** What is expected **
Copy out every line containing the word "shows".

** Materials provided **
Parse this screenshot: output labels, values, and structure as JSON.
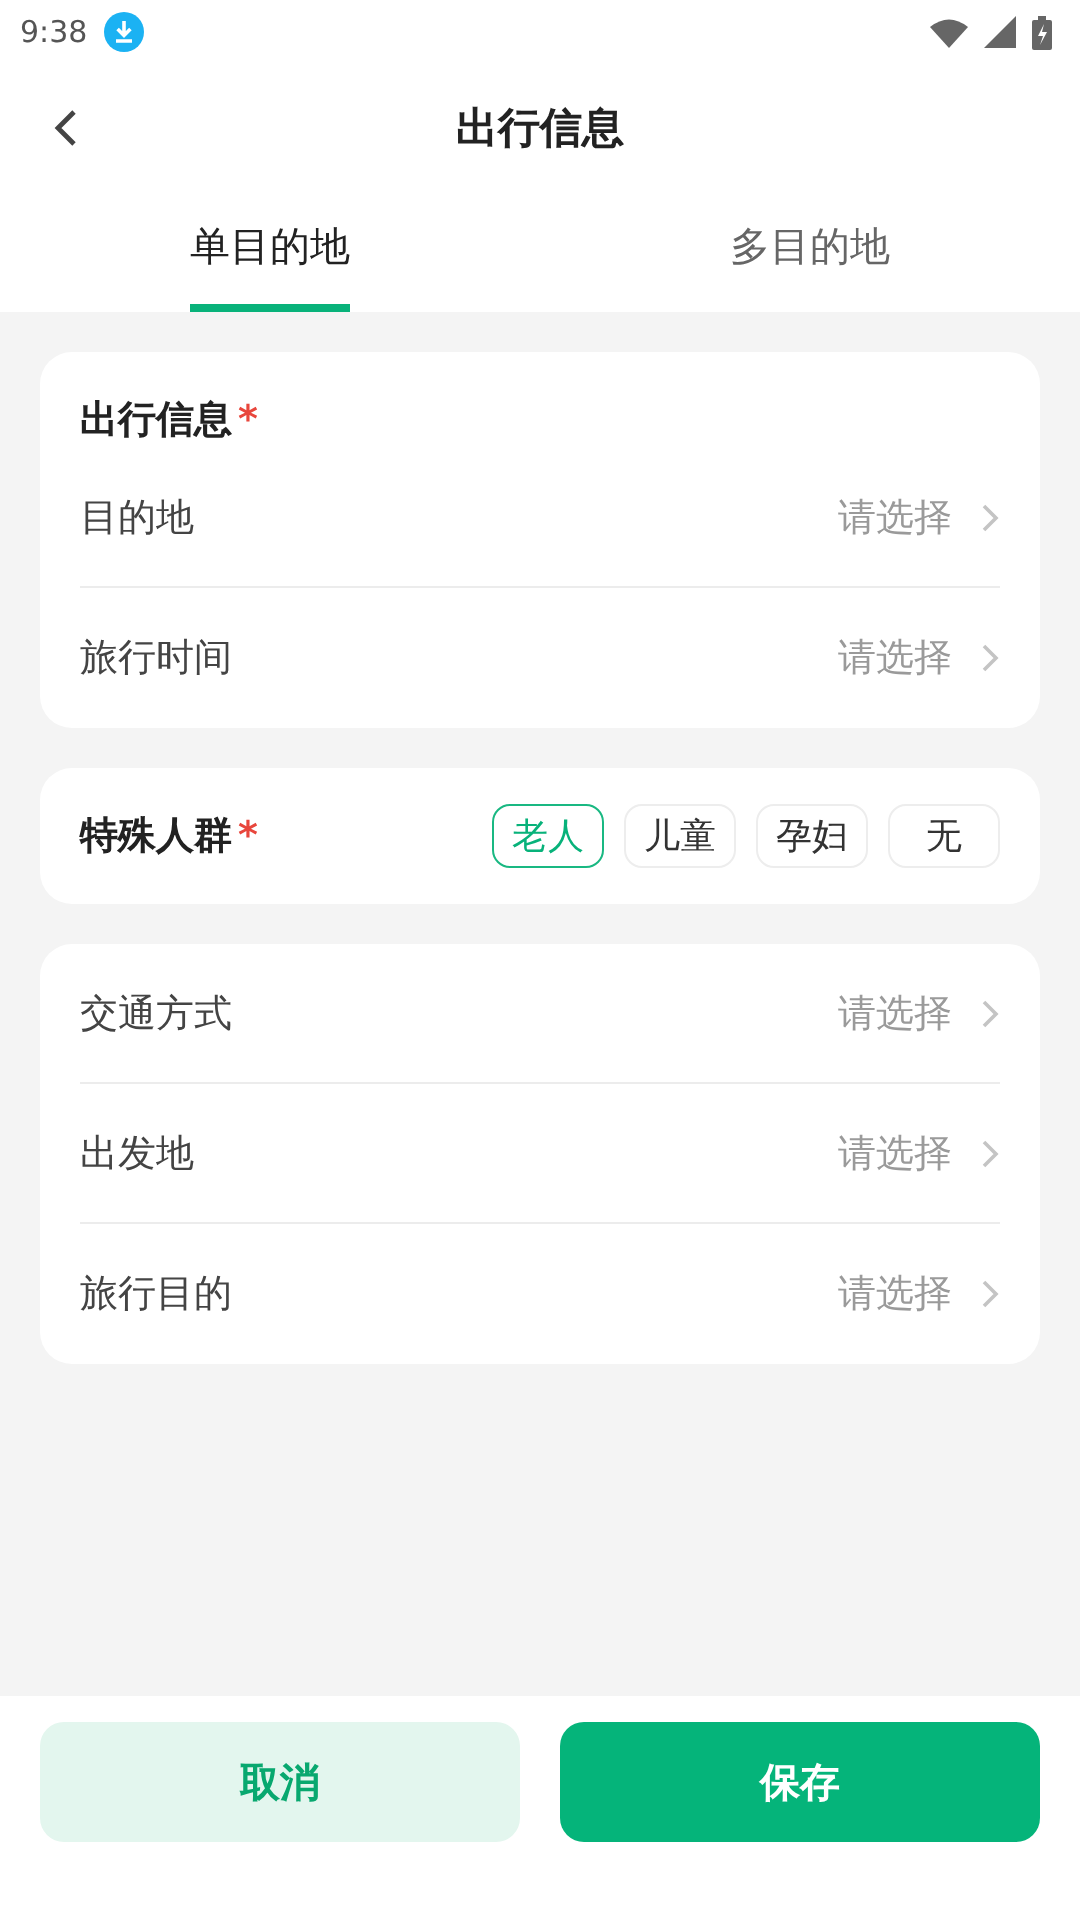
{
  "status_bar": {
    "time": "9:38"
  },
  "header": {
    "title": "出行信息"
  },
  "tabs": [
    {
      "label": "单目的地",
      "selected": true
    },
    {
      "label": "多目的地",
      "selected": false
    }
  ],
  "sections": [
    {
      "kind": "list",
      "title": "出行信息",
      "required_mark": "*",
      "rows": [
        {
          "label": "目的地",
          "placeholder": "请选择"
        },
        {
          "label": "旅行时间",
          "placeholder": "请选择"
        }
      ]
    },
    {
      "kind": "chips",
      "title": "特殊人群",
      "required_mark": "*",
      "chips": [
        {
          "label": "老人",
          "selected": true
        },
        {
          "label": "儿童",
          "selected": false
        },
        {
          "label": "孕妇",
          "selected": false
        },
        {
          "label": "无",
          "selected": false
        }
      ]
    },
    {
      "kind": "list",
      "rows": [
        {
          "label": "交通方式",
          "placeholder": "请选择"
        },
        {
          "label": "出发地",
          "placeholder": "请选择"
        },
        {
          "label": "旅行目的",
          "placeholder": "请选择"
        }
      ]
    }
  ],
  "buttons": [
    {
      "label": "取消",
      "kind": "secondary"
    },
    {
      "label": "保存",
      "kind": "primary"
    }
  ]
}
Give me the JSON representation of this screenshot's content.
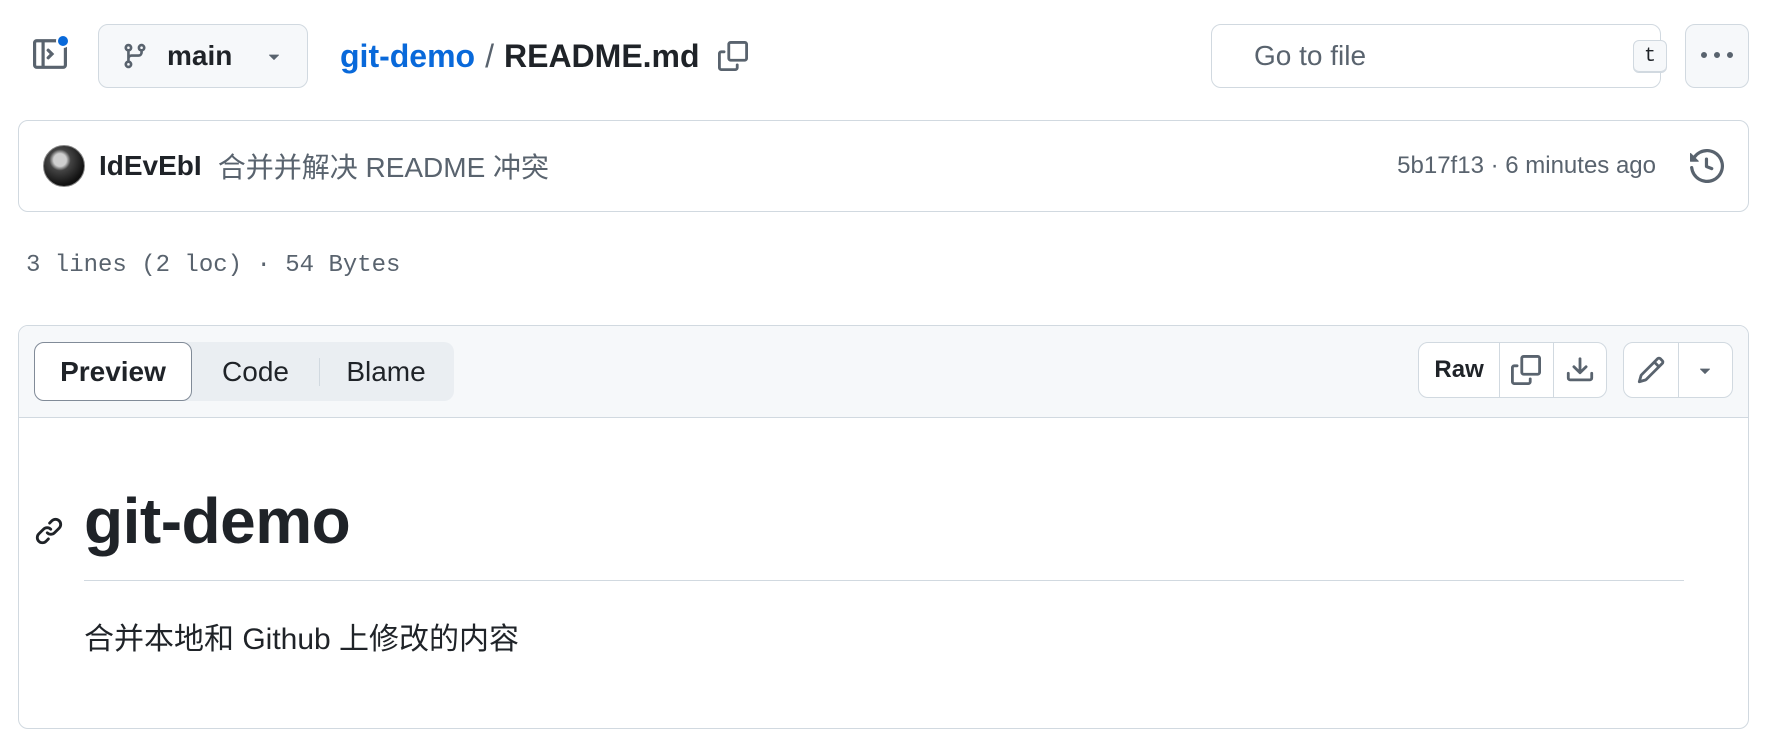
{
  "topbar": {
    "branch": "main",
    "repo": "git-demo",
    "separator": "/",
    "file": "README.md",
    "search_placeholder": "Go to file",
    "search_shortcut": "t"
  },
  "commit": {
    "author": "IdEvEbI",
    "message": "合并并解决 README 冲突",
    "meta": "5b17f13 · 6 minutes ago"
  },
  "file_stats": "3 lines (2 loc) · 54 Bytes",
  "viewer": {
    "tabs": [
      "Preview",
      "Code",
      "Blame"
    ],
    "active_tab": "Preview",
    "raw_label": "Raw"
  },
  "readme": {
    "heading": "git-demo",
    "paragraph": "合并本地和 Github 上修改的内容"
  },
  "colors": {
    "accent": "#0969da",
    "border": "#d1d9e0",
    "muted_text": "#59636e",
    "header_bg": "#f6f8fa"
  },
  "icons": [
    "sidebar-toggle-icon",
    "git-branch-icon",
    "triangle-down-icon",
    "copy-icon",
    "search-icon",
    "kebab-horizontal-icon",
    "history-icon",
    "download-icon",
    "pencil-icon",
    "link-icon"
  ]
}
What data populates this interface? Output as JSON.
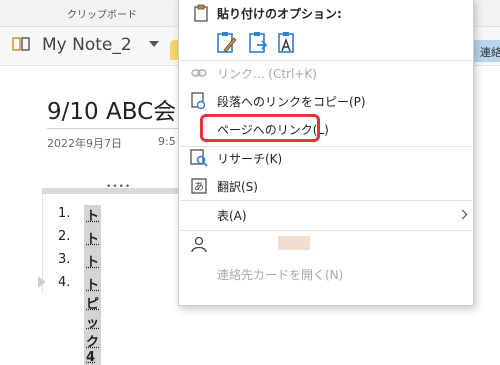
{
  "ribbon": {
    "clipboard_label": "クリップボード"
  },
  "notebook": {
    "name": "My Note_2",
    "partial_tab": "連絡"
  },
  "page": {
    "title": "9/10 ABC会",
    "date": "2022年9月7日",
    "time": "9:5"
  },
  "outline": {
    "handle": "••••",
    "items": [
      {
        "num": "1.",
        "text": "トピック1"
      },
      {
        "num": "2.",
        "text": "トピック2"
      },
      {
        "num": "3.",
        "text": "トピック3"
      },
      {
        "num": "4.",
        "text": "トピック4"
      }
    ]
  },
  "menu": {
    "header": "貼り付けのオプション:",
    "items": [
      {
        "label": "リンク... (Ctrl+K)",
        "disabled": true
      },
      {
        "label": "段落へのリンクをコピー(P)"
      },
      {
        "label": "ページへのリンク(L)"
      },
      {
        "label": "リサーチ(K)"
      },
      {
        "label": "翻訳(S)"
      },
      {
        "label": "表(A)"
      },
      {
        "label": ""
      },
      {
        "label": "連絡先カードを開く(N)",
        "disabled": true
      }
    ]
  },
  "colors": {
    "highlight": "#e53342",
    "paste_icon": "#2f7fd6",
    "disabled_text": "#a9a9a9"
  }
}
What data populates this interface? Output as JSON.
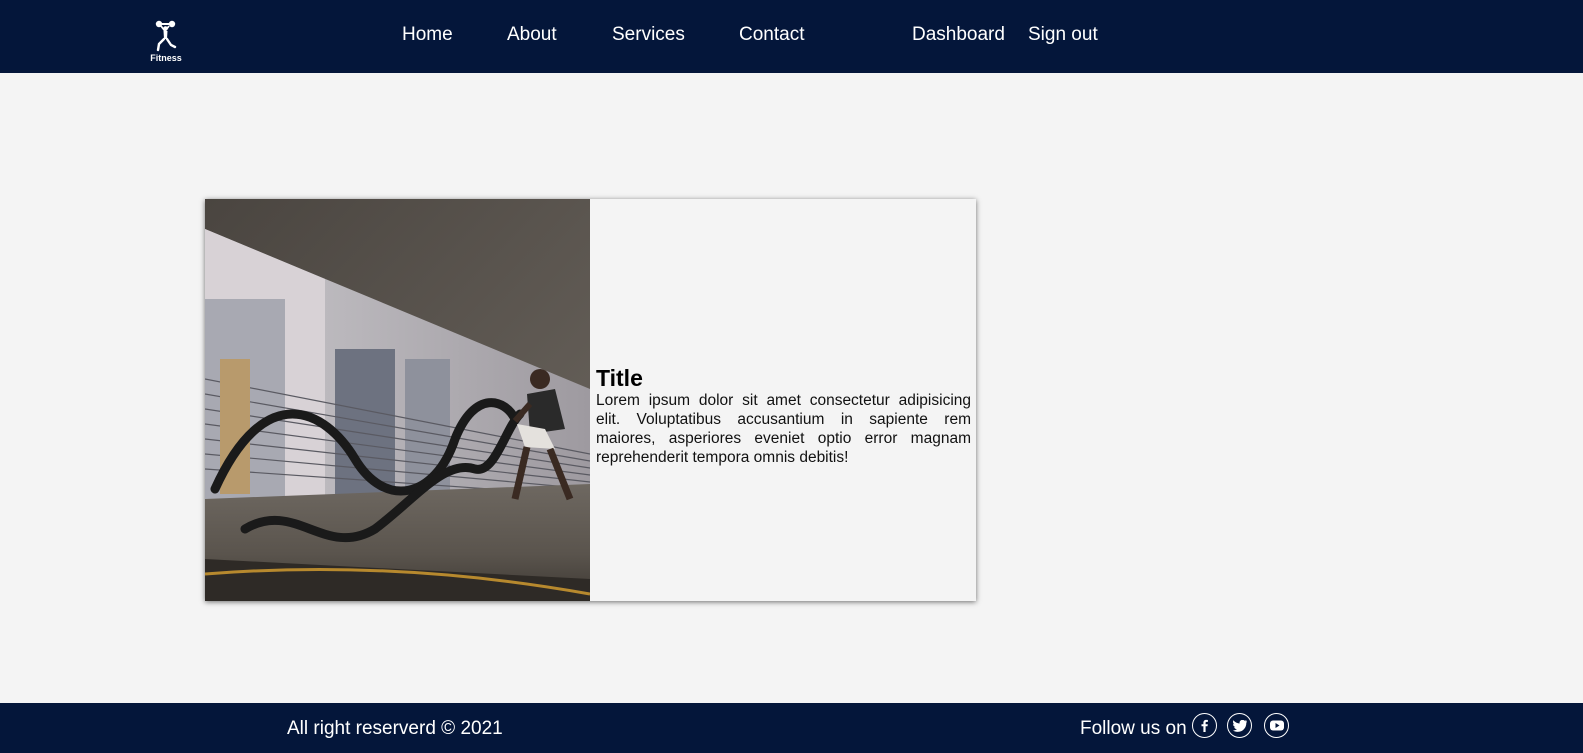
{
  "brand": {
    "logo_text": "Fitness",
    "colors": {
      "navbar": "#04163a",
      "footer": "#04163a",
      "background": "#f4f4f4"
    }
  },
  "nav": {
    "links": [
      {
        "label": "Home"
      },
      {
        "label": "About"
      },
      {
        "label": "Services"
      },
      {
        "label": "Contact"
      }
    ],
    "dashboard_label": "Dashboard",
    "signout_label": "Sign out"
  },
  "card": {
    "image_icon": "battle-ropes-photo",
    "title": "Title",
    "text": "Lorem ipsum dolor sit amet consectetur adipisicing elit. Voluptatibus accusantium in sapiente rem maiores, asperiores eveniet optio error magnam reprehenderit tempora omnis debitis!"
  },
  "footer": {
    "copyright": "All right reserverd © 2021",
    "follow_label": "Follow us on",
    "social_icons": [
      "facebook-icon",
      "twitter-icon",
      "youtube-icon"
    ]
  }
}
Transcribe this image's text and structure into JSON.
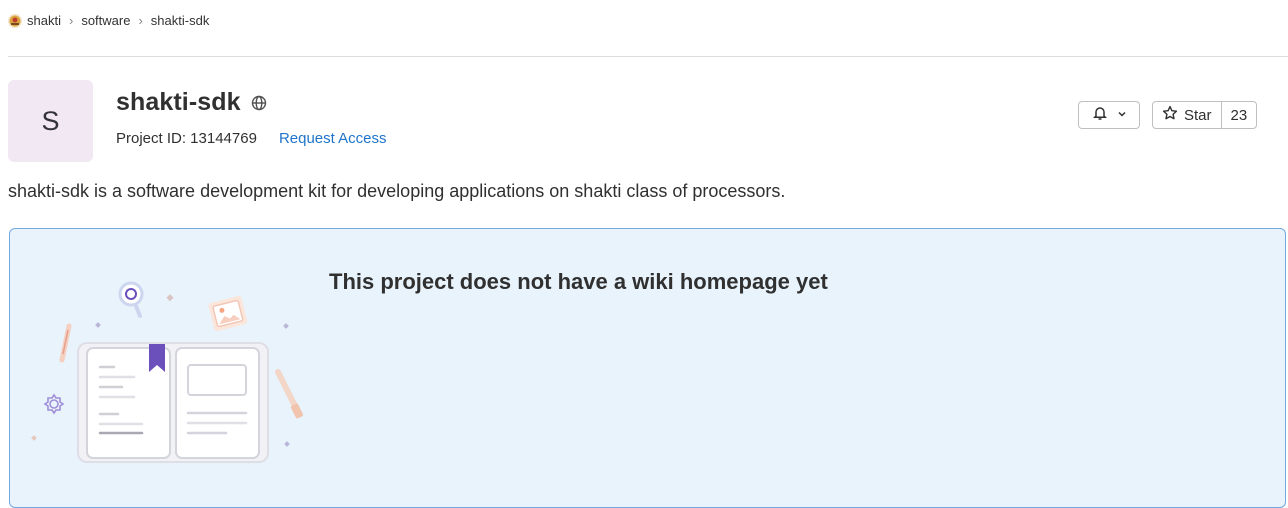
{
  "breadcrumb": {
    "items": [
      "shakti",
      "software",
      "shakti-sdk"
    ],
    "separator": "›"
  },
  "project": {
    "avatar_letter": "S",
    "name": "shakti-sdk",
    "id_label": "Project ID: 13144769",
    "request_access": "Request Access",
    "description": "shakti-sdk is a software development kit for developing applications on shakti class of processors.",
    "visibility_icon": "globe-icon"
  },
  "actions": {
    "notification_icon": "bell-icon",
    "star_label": "Star",
    "star_count": "23"
  },
  "wiki_empty": {
    "title": "This project does not have a wiki homepage yet"
  },
  "colors": {
    "link": "#1f75cb",
    "panel_bg": "#e9f3fc",
    "panel_border": "#74a9e0",
    "avatar_bg": "#f2e8f4",
    "bookmark": "#6b4fbb"
  }
}
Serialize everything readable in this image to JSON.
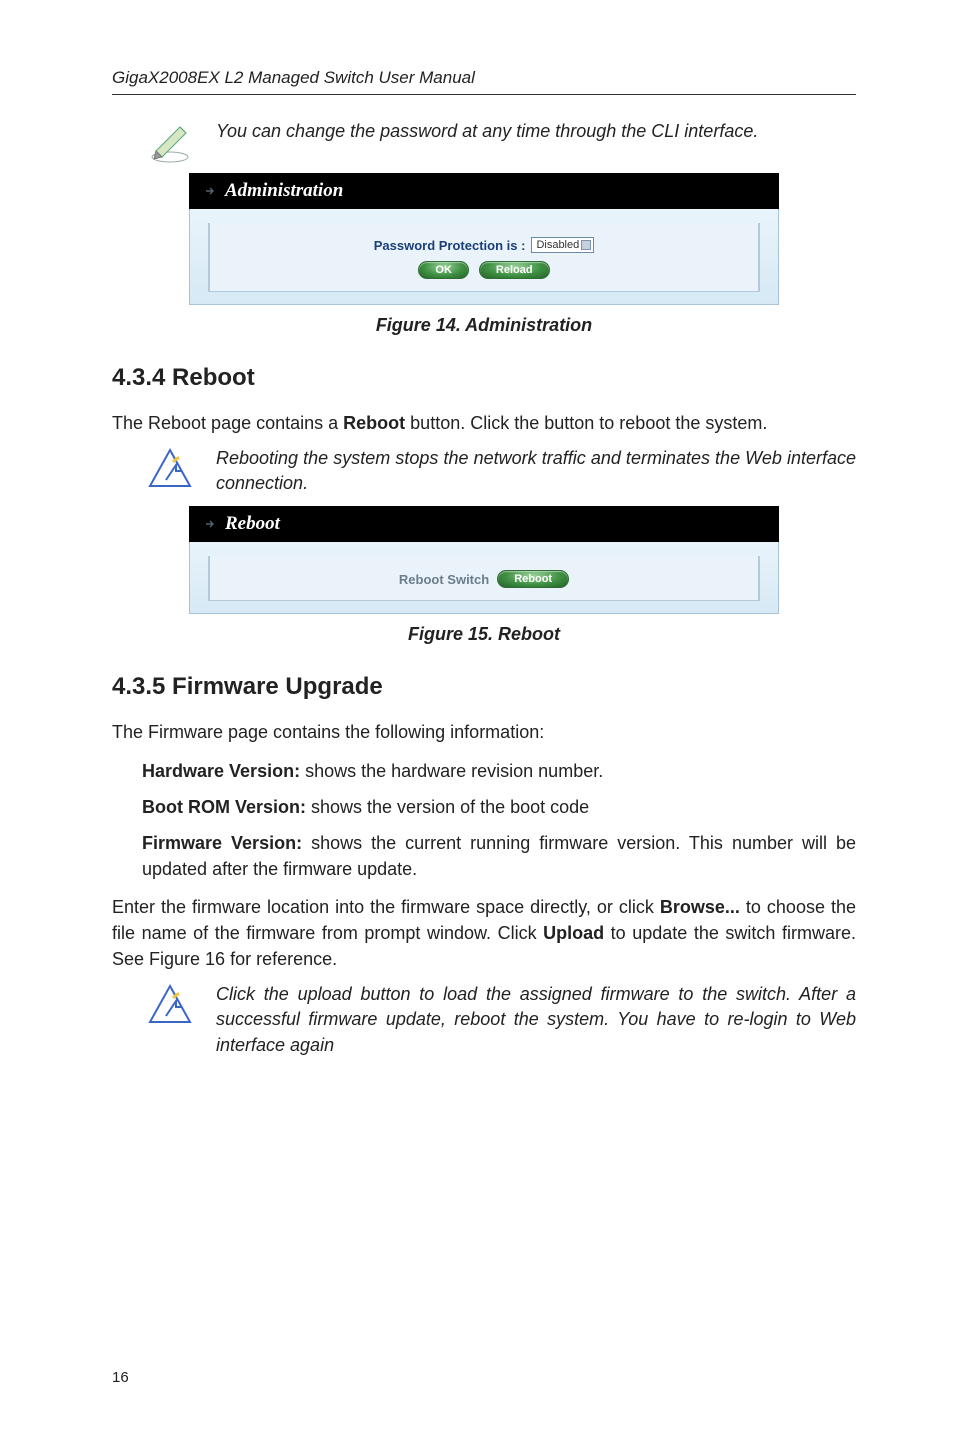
{
  "header": {
    "title": "GigaX2008EX L2 Managed Switch User Manual"
  },
  "note1": {
    "icon": "pencil-note-icon",
    "text": "You can change the password at any time through the CLI interface."
  },
  "figure14": {
    "titlebar": "Administration",
    "row_label": "Password Protection is :",
    "select_value": "Disabled",
    "btn_ok": "OK",
    "btn_reload": "Reload",
    "caption": "Figure 14. Administration"
  },
  "section434": {
    "heading": "4.3.4  Reboot",
    "para1_a": "The Reboot page contains a ",
    "para1_b": "Reboot",
    "para1_c": " button. Click the button to reboot the system."
  },
  "note2": {
    "icon": "alert-icon",
    "text": "Rebooting the system stops the network traffic and terminates the Web interface connection."
  },
  "figure15": {
    "titlebar": "Reboot",
    "row_label": "Reboot Switch",
    "btn_reboot": "Reboot",
    "caption": "Figure 15. Reboot"
  },
  "section435": {
    "heading": "4.3.5  Firmware Upgrade",
    "intro": "The Firmware page contains the following information:",
    "hw_label": "Hardware Version:",
    "hw_text": " shows the hardware revision number.",
    "boot_label": "Boot ROM Version:",
    "boot_text": " shows the version of the boot code",
    "fw_label": "Firmware Version:",
    "fw_text": " shows the current running firmware version. This number will be updated after the firmware update.",
    "para2_a": "Enter the firmware location into the firmware space directly, or click ",
    "para2_b": "Browse...",
    "para2_c": " to choose the file name of the firmware from prompt window. Click ",
    "para2_d": "Upload",
    "para2_e": " to update the switch firmware. See Figure 16 for reference."
  },
  "note3": {
    "icon": "alert-icon",
    "text": "Click the upload button to load the assigned firmware to the switch. After a successful firmware update, reboot the system. You have to re-login to Web interface again"
  },
  "footer": {
    "page": "16"
  }
}
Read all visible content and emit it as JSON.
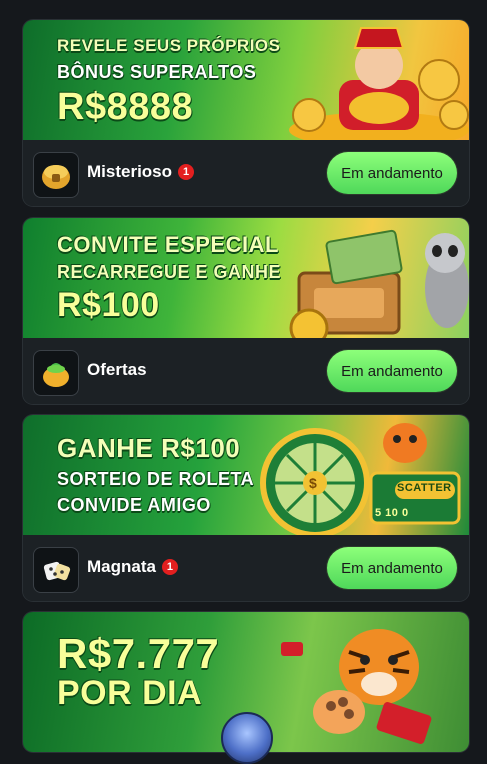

** Full answer **
    "hw_text": " shows the hardware revision number.",
    "boot_text": " shows the version of the boot code",
    "fw_text": " shows the current running firmware version. This number will be updated after the firmware update.",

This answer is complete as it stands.